== Segment start ==

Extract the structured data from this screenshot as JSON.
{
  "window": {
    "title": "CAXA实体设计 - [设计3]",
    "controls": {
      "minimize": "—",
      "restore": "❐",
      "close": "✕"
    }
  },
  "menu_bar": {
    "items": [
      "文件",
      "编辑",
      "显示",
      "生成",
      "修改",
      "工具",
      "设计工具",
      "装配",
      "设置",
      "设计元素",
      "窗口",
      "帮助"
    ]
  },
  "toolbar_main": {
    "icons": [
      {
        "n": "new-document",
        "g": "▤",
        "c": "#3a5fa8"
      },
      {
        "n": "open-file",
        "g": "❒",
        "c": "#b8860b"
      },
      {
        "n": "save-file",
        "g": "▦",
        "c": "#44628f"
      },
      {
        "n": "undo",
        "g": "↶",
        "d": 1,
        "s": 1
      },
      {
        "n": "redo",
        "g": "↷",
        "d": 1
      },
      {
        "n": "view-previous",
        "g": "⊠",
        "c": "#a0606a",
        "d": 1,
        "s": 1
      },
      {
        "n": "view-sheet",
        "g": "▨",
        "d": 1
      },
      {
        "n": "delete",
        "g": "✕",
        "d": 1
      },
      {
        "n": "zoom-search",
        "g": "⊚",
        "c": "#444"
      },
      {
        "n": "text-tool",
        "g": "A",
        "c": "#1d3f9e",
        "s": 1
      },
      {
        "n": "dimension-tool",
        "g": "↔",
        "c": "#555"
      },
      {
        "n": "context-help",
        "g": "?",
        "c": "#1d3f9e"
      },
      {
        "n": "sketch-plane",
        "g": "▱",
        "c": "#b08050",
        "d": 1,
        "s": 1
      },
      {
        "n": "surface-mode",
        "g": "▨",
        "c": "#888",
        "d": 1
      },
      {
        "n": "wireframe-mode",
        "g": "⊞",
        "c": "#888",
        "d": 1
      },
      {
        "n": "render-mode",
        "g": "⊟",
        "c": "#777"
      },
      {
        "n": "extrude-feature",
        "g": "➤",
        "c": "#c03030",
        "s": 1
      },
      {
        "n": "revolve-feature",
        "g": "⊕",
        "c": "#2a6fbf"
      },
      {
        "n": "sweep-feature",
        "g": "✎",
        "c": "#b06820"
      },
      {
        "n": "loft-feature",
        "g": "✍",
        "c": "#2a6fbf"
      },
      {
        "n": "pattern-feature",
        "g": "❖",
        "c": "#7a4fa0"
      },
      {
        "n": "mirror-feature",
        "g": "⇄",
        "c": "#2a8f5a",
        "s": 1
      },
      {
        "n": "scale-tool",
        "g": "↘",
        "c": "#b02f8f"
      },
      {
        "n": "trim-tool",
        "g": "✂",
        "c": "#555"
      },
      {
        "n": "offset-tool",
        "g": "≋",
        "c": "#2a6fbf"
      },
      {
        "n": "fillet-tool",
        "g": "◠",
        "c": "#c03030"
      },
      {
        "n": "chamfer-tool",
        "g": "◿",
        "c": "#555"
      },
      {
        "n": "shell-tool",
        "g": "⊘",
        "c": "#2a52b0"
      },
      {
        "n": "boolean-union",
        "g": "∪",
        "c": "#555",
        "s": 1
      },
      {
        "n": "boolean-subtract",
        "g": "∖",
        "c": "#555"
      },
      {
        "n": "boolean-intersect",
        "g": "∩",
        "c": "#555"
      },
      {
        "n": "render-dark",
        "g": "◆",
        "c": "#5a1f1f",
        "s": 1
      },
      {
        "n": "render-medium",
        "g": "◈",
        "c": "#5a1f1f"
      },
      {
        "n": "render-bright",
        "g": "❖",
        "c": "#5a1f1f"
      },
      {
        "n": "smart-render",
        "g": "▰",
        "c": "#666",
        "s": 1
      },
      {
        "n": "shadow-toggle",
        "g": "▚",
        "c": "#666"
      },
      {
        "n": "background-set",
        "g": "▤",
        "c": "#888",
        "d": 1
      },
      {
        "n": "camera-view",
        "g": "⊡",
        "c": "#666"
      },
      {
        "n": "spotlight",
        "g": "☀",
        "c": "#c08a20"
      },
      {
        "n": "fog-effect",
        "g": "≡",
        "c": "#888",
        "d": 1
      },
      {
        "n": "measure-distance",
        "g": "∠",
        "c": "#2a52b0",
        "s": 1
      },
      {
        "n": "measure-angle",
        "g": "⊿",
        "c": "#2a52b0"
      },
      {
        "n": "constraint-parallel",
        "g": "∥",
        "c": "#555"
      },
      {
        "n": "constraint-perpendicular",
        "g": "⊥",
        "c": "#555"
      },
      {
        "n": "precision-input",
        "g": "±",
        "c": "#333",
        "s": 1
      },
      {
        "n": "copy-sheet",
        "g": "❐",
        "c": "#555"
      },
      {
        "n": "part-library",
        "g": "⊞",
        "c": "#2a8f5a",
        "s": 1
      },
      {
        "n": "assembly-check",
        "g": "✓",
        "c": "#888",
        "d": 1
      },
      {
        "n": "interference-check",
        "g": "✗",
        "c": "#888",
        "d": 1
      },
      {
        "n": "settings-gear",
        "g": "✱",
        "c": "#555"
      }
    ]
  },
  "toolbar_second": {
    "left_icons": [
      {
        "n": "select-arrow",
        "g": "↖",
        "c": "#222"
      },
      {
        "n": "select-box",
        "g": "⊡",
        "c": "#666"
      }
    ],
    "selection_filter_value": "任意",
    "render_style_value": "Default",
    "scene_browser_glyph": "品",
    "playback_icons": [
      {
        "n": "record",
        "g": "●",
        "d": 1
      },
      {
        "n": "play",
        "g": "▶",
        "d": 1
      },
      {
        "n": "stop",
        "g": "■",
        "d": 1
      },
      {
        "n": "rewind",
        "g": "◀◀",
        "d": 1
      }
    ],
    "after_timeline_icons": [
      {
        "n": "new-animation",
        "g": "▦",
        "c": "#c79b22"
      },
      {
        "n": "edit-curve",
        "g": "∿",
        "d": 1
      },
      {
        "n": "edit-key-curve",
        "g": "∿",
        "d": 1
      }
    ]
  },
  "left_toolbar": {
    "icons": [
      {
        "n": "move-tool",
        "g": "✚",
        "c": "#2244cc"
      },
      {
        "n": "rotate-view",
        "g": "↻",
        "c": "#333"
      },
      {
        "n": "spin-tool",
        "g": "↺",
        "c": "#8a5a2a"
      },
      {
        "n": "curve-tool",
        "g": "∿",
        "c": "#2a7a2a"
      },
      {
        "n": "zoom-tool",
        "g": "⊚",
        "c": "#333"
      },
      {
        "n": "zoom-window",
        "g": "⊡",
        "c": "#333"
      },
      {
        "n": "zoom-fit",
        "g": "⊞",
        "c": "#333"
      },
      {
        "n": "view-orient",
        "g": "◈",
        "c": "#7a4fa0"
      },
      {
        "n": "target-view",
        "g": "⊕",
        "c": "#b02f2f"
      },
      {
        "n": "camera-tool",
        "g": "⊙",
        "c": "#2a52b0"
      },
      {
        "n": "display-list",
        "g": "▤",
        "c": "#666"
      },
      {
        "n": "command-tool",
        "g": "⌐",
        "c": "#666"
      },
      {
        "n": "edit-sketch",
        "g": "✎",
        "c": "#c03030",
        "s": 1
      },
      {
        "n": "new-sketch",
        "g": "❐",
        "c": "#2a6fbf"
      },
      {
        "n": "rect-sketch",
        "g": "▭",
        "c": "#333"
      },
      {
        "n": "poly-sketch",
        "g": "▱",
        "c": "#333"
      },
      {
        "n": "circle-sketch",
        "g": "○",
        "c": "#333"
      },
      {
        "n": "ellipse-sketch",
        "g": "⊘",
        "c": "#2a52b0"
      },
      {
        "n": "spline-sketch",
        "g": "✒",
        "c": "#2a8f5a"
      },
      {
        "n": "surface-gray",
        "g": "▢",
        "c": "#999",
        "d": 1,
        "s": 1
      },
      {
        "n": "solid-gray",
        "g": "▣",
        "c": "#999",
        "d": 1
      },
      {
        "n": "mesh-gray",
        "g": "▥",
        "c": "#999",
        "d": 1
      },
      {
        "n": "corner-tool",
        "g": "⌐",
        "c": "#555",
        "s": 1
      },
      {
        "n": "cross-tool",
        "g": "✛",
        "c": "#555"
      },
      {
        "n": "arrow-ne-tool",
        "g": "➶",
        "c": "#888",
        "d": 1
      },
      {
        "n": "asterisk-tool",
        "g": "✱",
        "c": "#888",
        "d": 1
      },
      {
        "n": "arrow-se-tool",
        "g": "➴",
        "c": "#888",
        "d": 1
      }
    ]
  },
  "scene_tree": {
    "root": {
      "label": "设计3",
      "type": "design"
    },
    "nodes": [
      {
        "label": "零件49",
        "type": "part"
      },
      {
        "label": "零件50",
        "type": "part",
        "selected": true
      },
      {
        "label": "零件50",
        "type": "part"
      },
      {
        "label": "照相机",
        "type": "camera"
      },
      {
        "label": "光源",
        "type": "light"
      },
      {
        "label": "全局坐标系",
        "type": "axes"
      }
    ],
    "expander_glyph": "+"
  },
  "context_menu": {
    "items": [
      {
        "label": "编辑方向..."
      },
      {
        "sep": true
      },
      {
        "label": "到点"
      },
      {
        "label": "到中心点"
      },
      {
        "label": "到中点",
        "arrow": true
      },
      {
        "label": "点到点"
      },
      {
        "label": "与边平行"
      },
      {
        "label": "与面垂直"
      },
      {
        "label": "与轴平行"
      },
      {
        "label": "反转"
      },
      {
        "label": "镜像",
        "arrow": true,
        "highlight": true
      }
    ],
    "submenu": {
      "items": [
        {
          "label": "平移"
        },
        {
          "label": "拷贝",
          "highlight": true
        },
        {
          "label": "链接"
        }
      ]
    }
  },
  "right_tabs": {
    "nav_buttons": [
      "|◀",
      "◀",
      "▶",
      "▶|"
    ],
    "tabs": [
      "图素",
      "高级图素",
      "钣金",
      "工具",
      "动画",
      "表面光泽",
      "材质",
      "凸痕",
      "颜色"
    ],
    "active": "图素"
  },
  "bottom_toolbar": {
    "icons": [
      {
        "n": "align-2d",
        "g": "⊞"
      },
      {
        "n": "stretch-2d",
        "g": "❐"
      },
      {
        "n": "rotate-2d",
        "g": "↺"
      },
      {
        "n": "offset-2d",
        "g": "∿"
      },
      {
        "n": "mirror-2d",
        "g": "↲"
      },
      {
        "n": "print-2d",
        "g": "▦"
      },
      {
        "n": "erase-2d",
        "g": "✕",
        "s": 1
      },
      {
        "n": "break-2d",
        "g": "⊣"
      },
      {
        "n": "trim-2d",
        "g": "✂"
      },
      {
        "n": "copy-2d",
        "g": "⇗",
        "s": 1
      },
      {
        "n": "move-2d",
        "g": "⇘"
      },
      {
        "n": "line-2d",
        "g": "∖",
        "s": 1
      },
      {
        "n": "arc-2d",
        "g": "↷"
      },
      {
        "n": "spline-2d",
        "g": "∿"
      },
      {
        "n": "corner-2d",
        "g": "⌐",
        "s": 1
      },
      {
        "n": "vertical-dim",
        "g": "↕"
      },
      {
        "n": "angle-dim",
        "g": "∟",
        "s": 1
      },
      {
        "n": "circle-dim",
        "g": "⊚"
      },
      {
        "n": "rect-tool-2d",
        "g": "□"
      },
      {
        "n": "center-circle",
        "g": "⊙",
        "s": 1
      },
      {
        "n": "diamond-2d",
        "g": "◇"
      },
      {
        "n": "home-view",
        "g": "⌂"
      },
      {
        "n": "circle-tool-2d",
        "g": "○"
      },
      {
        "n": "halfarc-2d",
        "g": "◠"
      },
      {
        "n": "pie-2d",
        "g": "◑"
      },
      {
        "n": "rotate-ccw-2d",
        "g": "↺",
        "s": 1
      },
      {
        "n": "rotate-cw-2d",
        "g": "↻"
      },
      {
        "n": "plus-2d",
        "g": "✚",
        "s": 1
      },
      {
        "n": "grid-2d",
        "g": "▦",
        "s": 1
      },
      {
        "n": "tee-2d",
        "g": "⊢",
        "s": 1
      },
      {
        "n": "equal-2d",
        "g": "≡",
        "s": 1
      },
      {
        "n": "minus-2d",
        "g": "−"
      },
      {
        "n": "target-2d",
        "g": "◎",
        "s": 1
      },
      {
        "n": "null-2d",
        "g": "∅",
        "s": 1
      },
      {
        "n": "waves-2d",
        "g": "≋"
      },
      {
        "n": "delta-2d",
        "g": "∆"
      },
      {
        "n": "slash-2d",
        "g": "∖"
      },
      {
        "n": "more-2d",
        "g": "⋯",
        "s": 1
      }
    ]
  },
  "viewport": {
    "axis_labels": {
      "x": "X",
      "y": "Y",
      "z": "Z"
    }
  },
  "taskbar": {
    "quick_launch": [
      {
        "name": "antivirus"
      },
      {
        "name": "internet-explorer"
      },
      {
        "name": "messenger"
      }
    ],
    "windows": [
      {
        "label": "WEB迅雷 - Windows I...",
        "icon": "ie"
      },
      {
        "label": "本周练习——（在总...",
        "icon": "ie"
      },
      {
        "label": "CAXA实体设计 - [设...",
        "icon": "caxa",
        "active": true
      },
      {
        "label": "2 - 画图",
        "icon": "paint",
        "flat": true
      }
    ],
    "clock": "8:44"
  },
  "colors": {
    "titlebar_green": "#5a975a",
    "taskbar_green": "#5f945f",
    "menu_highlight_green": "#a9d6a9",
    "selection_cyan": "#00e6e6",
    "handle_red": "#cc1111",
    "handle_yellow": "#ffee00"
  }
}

== Segment end ==

When a line in the material above holds the word "CAXA实体设计", copy that line.

### [ANSWER SECTION]
    "title": "CAXA实体设计 - [设计3]",
        "label": "CAXA实体设计 - [设...",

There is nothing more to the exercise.